PROMPT: Transcribe the records exactly from the line with "Transcribe the text in this document." to the end, both included.

INPUT MATERIAL:
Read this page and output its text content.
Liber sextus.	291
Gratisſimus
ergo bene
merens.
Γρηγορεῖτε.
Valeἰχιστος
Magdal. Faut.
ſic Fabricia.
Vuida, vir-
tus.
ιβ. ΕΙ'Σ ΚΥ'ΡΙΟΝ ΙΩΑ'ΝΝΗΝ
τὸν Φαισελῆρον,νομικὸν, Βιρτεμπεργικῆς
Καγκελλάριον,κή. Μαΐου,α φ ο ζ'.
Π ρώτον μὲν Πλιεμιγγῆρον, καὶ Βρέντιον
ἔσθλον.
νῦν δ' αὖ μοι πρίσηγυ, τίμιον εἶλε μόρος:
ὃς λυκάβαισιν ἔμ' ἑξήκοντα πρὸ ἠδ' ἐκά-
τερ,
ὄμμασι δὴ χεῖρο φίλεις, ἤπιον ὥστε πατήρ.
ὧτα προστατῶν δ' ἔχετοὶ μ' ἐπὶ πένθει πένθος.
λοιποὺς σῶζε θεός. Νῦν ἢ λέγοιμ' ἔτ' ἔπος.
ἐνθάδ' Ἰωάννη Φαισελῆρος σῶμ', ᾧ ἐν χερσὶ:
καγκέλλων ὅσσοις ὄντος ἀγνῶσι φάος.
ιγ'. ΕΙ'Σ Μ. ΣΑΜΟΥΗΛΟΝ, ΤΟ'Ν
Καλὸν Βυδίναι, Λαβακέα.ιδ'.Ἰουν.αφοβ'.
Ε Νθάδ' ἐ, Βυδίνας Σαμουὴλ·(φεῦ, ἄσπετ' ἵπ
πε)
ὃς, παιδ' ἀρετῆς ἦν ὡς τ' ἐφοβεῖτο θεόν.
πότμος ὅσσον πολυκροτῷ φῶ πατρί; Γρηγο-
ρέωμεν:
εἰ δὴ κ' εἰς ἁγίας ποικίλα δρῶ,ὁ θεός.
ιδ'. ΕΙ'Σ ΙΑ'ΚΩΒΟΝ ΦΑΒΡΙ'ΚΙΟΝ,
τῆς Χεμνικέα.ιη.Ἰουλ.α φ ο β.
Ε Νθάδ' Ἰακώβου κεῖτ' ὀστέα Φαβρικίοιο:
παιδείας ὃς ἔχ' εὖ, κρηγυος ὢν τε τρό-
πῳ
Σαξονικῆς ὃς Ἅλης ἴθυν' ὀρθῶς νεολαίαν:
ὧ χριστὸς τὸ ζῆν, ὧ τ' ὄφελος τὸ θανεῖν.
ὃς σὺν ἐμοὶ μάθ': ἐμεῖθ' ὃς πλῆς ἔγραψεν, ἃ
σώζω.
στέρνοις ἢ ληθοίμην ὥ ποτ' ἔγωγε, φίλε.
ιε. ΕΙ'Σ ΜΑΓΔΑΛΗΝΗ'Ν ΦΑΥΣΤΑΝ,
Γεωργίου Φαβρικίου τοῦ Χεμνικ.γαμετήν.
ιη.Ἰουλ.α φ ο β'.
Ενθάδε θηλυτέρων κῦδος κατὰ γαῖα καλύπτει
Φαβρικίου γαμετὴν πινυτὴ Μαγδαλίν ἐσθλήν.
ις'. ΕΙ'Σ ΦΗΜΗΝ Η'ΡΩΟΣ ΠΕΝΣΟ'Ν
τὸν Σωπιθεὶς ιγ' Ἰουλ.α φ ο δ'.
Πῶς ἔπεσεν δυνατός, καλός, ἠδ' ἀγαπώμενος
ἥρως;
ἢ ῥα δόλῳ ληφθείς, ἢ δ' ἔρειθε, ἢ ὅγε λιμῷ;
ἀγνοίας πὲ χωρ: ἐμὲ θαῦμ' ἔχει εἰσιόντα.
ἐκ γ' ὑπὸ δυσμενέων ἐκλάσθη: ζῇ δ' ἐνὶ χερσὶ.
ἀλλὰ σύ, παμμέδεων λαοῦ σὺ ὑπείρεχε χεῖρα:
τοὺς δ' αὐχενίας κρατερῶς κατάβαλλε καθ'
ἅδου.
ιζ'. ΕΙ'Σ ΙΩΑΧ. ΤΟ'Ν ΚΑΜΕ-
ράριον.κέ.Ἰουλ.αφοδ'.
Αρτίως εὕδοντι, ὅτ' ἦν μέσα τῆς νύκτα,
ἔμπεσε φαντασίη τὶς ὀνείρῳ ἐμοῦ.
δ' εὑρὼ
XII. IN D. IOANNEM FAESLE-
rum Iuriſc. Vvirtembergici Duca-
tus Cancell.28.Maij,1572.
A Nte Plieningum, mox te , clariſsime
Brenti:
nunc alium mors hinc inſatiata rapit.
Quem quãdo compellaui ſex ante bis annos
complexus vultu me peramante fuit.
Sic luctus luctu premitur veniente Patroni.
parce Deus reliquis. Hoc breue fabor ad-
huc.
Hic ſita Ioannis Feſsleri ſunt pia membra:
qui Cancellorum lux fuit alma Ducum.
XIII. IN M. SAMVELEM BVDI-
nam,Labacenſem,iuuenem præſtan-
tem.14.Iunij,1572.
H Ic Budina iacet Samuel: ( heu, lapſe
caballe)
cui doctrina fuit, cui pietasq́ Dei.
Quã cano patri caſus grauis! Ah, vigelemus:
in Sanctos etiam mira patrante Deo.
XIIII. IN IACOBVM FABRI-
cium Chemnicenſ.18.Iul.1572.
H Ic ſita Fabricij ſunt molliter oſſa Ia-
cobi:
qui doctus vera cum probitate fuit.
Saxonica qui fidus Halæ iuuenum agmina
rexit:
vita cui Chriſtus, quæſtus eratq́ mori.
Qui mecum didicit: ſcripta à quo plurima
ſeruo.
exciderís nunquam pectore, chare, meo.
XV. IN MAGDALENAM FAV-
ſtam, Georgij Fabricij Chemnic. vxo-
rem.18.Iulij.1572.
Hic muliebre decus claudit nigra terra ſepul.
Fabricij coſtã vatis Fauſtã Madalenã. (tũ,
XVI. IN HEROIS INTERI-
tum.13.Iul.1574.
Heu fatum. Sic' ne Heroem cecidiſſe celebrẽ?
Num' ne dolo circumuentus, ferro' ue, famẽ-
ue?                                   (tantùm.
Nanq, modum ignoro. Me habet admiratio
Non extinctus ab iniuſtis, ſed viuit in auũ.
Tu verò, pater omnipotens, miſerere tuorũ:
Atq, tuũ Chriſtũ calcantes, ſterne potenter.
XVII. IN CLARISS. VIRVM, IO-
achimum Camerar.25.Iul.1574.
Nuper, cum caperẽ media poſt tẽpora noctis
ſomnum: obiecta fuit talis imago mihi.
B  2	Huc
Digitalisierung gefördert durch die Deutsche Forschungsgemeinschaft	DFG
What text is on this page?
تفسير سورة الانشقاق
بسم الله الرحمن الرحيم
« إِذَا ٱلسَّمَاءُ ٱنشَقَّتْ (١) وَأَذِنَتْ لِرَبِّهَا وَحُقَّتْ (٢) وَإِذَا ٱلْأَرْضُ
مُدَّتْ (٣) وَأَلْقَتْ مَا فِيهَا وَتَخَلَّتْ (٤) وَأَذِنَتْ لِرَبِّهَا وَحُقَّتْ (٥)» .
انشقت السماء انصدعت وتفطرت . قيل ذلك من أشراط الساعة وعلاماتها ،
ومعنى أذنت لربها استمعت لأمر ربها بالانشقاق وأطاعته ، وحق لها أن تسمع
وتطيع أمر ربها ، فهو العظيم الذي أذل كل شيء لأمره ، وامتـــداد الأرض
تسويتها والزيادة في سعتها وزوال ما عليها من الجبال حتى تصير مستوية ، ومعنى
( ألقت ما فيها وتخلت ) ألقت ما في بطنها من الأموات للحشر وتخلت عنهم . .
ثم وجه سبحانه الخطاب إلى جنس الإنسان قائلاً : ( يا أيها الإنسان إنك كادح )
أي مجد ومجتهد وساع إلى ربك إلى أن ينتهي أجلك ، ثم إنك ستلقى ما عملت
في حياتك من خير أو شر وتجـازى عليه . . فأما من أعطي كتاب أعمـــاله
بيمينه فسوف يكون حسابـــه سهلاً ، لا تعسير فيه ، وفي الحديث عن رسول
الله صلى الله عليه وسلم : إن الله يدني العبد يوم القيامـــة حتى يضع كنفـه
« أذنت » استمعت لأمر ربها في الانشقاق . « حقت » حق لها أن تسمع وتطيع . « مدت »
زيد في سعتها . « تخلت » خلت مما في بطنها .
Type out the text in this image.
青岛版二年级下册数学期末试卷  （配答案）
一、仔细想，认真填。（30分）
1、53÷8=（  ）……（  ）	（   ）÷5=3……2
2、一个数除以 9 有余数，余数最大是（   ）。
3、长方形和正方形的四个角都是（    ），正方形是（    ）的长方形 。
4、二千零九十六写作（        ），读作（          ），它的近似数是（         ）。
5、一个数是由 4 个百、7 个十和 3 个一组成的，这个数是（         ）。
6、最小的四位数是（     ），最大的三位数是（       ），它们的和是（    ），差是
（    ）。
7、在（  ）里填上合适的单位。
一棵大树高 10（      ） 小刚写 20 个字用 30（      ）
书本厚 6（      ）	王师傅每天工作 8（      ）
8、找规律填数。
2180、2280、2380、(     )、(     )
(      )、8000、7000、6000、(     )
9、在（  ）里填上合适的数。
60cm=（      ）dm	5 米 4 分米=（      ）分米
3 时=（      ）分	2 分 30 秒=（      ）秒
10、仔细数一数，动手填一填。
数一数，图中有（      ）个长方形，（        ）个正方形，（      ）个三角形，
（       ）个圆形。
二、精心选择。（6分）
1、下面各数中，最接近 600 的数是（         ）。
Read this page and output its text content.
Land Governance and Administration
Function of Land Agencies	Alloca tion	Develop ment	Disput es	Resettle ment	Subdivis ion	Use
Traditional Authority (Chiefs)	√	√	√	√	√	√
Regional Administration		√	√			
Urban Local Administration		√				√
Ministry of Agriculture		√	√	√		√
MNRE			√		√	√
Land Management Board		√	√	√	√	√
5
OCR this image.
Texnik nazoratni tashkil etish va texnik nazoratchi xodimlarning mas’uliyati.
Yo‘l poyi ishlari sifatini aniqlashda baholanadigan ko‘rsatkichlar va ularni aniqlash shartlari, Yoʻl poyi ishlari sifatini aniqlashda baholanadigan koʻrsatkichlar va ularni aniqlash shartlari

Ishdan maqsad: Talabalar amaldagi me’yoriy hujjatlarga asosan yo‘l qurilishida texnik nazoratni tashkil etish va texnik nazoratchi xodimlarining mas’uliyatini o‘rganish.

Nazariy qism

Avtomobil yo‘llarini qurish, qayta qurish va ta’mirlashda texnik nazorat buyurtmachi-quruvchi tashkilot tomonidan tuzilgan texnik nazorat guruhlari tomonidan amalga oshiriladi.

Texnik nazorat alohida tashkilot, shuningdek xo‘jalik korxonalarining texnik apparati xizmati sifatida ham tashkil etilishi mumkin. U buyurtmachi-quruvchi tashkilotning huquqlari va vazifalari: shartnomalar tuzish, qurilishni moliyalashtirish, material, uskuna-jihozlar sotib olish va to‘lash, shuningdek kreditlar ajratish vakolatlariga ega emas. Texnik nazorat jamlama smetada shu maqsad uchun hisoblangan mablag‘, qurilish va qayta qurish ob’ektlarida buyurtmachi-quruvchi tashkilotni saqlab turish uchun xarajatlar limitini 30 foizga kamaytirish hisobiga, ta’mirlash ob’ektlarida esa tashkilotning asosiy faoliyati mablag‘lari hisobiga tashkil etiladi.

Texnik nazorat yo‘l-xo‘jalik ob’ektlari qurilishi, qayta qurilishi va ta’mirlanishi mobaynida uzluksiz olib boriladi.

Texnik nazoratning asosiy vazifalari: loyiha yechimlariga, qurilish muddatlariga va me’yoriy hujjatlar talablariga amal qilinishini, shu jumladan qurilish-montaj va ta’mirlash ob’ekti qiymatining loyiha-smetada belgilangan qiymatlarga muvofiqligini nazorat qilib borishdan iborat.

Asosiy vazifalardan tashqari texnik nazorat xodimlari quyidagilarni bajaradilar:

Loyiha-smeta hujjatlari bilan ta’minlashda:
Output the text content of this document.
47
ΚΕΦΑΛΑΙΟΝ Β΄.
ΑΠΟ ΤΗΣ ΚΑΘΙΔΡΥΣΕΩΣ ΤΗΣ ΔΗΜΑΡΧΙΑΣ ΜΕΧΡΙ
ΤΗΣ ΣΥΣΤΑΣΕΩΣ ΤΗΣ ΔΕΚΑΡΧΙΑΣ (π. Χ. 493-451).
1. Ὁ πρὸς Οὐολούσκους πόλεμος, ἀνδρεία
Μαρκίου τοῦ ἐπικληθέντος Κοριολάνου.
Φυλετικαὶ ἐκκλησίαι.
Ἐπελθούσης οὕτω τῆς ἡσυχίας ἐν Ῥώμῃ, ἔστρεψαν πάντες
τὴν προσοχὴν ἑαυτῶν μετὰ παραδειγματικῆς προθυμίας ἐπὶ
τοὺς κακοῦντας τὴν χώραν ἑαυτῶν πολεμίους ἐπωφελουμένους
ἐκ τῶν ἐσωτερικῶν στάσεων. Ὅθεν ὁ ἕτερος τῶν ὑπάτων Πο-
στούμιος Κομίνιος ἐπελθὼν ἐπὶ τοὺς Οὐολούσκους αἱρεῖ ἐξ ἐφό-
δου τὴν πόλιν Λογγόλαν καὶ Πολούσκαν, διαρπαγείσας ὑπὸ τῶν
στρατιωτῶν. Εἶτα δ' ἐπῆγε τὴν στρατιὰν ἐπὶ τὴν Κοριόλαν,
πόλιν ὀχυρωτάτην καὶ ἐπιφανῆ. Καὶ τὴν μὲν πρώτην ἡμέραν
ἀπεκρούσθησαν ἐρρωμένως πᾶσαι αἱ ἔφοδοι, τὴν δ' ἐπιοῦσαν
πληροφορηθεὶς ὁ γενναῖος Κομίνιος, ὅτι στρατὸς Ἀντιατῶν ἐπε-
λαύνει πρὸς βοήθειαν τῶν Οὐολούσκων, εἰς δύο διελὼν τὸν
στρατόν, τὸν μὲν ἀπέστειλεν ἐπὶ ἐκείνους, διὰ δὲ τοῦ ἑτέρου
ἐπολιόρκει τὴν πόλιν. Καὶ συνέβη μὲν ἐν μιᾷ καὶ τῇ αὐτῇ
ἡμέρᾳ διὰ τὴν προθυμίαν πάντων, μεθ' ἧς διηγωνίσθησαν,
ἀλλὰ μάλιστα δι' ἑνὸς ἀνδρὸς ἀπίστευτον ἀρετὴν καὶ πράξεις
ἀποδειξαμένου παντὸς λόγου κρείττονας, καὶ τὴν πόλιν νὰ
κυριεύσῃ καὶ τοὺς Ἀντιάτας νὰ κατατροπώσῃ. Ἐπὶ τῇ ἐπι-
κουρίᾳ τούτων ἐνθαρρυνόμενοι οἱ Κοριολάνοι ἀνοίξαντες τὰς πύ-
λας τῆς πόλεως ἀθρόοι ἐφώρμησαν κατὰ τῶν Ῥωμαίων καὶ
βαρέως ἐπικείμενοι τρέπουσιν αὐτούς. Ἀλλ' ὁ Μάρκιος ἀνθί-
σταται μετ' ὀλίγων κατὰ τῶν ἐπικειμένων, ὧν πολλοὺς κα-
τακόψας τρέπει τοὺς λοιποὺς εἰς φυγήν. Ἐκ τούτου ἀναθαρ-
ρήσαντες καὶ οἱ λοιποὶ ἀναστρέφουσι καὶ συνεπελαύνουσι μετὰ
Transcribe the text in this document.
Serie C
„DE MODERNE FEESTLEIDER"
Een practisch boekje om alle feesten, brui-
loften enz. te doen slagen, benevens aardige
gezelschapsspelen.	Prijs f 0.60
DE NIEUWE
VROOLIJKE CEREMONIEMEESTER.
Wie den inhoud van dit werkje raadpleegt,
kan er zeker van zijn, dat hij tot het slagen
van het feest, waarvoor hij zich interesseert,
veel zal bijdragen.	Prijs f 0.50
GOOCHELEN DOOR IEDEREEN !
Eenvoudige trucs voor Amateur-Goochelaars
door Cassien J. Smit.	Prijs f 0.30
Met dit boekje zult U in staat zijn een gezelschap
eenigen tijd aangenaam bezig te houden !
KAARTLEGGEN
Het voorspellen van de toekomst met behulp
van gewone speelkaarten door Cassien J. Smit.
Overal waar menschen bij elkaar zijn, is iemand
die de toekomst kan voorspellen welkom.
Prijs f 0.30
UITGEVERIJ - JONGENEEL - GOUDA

TASK ANSWER:
Transcribe the text in this document.
Serie C
„DE MODERNE FEESTLEIDER"
Een practisch boekje om alle feesten, brui-
loften enz. te doen slagen, benevens aardige
gezelschapsspelen.	Prijs f 0.60
DE NIEUWE
VROOLIJKE CEREMONIEMEESTER.
Wie den inhoud van dit werkje raadpleegt,
kan er zeker van zijn, dat hij tot het slagen
van het feest, waarvoor hij zich interesseert,
veel zal bijdragen.	Prijs f 0.50
GOOCHELEN DOOR IEDEREEN !
Eenvoudige trucs voor Amateur-Goochelaars
door Cassien J. Smit.	Prijs f 0.30
Met dit boekje zult U in staat zijn een gezelschap
eenigen tijd aangenaam bezig te houden !
KAARTLEGGEN
Het voorspellen van de toekomst met behulp
van gewone speelkaarten door Cassien J. Smit.
Overal waar menschen bij elkaar zijn, is iemand
die de toekomst kan voorspellen welkom.
Prijs f 0.30
UITGEVERIJ - JONGENEEL - GOUDA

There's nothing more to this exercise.